DATA IN THIS EXERCISE ::
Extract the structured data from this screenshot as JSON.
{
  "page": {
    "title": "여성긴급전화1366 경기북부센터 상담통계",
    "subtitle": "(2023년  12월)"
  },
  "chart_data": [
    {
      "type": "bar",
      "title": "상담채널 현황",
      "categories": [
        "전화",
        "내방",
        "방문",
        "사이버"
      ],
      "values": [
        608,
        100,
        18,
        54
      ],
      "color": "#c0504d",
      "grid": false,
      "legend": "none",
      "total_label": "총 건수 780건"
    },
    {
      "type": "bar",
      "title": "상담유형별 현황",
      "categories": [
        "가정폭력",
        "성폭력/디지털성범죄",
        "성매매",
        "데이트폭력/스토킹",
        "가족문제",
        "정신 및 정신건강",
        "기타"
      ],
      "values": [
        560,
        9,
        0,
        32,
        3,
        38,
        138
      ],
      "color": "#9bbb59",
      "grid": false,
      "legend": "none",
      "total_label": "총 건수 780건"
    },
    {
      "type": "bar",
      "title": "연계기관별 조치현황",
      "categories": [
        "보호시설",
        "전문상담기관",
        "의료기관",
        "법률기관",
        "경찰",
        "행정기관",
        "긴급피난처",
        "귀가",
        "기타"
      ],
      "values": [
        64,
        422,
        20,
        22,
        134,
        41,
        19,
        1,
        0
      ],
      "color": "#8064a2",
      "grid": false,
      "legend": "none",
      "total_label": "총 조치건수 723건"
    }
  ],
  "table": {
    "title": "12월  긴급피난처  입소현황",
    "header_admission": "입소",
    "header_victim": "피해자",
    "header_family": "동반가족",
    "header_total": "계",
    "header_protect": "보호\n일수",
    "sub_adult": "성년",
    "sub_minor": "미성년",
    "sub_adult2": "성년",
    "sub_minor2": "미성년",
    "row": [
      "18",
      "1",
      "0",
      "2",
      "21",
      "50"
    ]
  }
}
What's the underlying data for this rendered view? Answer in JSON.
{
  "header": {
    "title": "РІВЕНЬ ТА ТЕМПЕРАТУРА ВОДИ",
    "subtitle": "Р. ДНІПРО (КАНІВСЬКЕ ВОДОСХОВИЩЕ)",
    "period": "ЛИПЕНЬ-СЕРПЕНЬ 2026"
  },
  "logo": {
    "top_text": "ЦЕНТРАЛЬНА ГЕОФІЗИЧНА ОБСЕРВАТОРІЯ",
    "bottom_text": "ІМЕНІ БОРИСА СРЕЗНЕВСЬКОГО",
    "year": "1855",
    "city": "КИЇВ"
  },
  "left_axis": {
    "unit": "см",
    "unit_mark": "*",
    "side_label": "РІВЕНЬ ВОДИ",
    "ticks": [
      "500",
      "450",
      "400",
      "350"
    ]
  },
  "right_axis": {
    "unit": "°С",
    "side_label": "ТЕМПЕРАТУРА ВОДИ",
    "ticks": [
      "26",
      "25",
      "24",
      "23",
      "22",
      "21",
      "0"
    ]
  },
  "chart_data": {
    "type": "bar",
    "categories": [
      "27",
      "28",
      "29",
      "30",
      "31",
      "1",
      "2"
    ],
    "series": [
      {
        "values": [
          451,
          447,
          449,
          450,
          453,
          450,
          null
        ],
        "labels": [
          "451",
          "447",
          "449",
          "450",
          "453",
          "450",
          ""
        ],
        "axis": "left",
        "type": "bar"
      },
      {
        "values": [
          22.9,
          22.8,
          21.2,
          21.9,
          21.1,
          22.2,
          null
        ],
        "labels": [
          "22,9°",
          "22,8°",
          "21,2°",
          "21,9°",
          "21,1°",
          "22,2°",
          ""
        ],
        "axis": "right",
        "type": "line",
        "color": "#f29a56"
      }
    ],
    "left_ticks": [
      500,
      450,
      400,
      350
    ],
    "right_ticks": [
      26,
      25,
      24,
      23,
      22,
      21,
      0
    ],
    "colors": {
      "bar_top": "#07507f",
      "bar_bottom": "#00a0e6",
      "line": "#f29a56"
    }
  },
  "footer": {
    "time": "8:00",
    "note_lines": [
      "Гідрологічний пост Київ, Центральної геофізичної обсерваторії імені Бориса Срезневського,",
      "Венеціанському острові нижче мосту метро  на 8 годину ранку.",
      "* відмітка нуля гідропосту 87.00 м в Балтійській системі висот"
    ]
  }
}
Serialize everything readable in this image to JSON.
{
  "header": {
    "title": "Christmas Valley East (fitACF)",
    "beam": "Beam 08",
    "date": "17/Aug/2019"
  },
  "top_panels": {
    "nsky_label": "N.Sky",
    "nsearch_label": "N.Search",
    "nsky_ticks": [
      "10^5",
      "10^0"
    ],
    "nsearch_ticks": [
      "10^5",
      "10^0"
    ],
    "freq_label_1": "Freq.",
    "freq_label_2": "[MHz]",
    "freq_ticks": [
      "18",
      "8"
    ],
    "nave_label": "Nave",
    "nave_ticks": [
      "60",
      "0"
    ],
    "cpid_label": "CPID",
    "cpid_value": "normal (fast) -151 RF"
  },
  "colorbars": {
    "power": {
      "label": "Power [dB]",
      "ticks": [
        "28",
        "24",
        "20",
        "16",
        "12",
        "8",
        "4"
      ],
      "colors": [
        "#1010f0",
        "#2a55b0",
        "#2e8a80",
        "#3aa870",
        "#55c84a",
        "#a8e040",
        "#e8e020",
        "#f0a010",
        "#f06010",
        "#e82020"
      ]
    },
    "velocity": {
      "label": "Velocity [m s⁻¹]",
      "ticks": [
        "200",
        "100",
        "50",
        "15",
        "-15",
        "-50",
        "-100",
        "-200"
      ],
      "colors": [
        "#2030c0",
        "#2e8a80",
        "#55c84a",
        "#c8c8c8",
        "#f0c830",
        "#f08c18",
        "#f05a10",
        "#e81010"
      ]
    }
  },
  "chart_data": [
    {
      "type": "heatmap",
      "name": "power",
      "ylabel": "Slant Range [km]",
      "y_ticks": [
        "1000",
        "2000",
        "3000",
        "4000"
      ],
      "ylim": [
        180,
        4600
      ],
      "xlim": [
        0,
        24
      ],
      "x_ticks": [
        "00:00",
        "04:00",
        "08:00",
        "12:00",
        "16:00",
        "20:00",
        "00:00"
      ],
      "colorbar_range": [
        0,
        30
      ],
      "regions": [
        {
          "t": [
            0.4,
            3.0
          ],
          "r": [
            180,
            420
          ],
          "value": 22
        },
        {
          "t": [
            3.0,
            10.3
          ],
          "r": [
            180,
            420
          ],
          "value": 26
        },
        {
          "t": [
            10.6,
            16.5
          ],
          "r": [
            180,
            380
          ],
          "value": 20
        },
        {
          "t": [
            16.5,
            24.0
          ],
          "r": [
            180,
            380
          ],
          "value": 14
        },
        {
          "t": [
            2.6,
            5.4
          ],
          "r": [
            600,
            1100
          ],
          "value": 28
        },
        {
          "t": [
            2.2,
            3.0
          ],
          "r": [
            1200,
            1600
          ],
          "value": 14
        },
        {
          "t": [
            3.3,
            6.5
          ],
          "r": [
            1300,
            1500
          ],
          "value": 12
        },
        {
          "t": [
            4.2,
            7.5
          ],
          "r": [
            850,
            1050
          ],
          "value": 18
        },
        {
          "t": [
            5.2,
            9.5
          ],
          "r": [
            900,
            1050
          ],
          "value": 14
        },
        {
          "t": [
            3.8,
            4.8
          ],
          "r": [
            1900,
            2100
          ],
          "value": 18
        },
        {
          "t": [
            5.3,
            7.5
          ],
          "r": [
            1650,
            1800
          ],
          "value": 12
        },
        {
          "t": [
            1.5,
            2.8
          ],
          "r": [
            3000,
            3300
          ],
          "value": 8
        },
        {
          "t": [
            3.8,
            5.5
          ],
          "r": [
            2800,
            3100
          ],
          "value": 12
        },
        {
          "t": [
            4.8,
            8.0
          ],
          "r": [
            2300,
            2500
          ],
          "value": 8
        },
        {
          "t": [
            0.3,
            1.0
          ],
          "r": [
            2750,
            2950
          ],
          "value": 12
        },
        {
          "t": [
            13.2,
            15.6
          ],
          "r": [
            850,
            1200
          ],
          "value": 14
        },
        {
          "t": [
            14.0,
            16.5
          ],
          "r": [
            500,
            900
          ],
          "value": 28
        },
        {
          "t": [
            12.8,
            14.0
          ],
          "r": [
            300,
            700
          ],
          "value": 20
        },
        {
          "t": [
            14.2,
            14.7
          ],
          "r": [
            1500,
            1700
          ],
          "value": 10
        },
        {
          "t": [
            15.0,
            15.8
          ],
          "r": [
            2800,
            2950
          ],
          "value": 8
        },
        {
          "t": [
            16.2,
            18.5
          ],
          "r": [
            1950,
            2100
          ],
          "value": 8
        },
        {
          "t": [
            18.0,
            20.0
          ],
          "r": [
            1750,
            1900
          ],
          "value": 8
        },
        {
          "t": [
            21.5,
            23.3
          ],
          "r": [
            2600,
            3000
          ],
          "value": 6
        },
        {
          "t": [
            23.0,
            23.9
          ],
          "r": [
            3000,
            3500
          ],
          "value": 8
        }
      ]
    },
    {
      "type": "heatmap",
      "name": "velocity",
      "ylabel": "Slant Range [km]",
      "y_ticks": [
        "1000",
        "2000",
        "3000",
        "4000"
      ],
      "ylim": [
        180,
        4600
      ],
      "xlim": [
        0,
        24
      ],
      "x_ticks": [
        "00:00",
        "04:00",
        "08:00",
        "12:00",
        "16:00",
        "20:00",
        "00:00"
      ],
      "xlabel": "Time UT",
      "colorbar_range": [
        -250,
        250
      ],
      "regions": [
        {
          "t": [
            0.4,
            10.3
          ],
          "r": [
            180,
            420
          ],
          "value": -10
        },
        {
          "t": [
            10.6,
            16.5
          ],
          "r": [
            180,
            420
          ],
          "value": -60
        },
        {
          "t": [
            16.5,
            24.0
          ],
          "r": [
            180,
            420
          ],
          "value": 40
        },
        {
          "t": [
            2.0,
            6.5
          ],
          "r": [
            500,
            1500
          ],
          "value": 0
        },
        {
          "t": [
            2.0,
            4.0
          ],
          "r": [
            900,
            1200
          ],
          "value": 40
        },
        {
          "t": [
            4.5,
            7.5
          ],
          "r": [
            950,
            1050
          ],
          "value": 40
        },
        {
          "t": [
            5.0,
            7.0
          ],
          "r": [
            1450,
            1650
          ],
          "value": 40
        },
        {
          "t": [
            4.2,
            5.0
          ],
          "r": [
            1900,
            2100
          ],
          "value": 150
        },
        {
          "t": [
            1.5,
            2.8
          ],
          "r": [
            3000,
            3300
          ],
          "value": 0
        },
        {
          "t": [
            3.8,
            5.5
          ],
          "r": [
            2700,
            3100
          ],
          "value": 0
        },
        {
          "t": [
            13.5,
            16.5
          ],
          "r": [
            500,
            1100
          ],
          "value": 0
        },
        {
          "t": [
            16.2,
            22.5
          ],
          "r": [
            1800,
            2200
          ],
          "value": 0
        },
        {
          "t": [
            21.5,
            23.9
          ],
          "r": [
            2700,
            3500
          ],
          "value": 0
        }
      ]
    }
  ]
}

SET TASK :: Copy each line of the preceding data that contains the string "РІВЕНЬ".

TASK RESULT ::
    "title": "РІВЕНЬ ТА ТЕМПЕРАТУРА ВОДИ",
    "side_label": "РІВЕНЬ ВОДИ",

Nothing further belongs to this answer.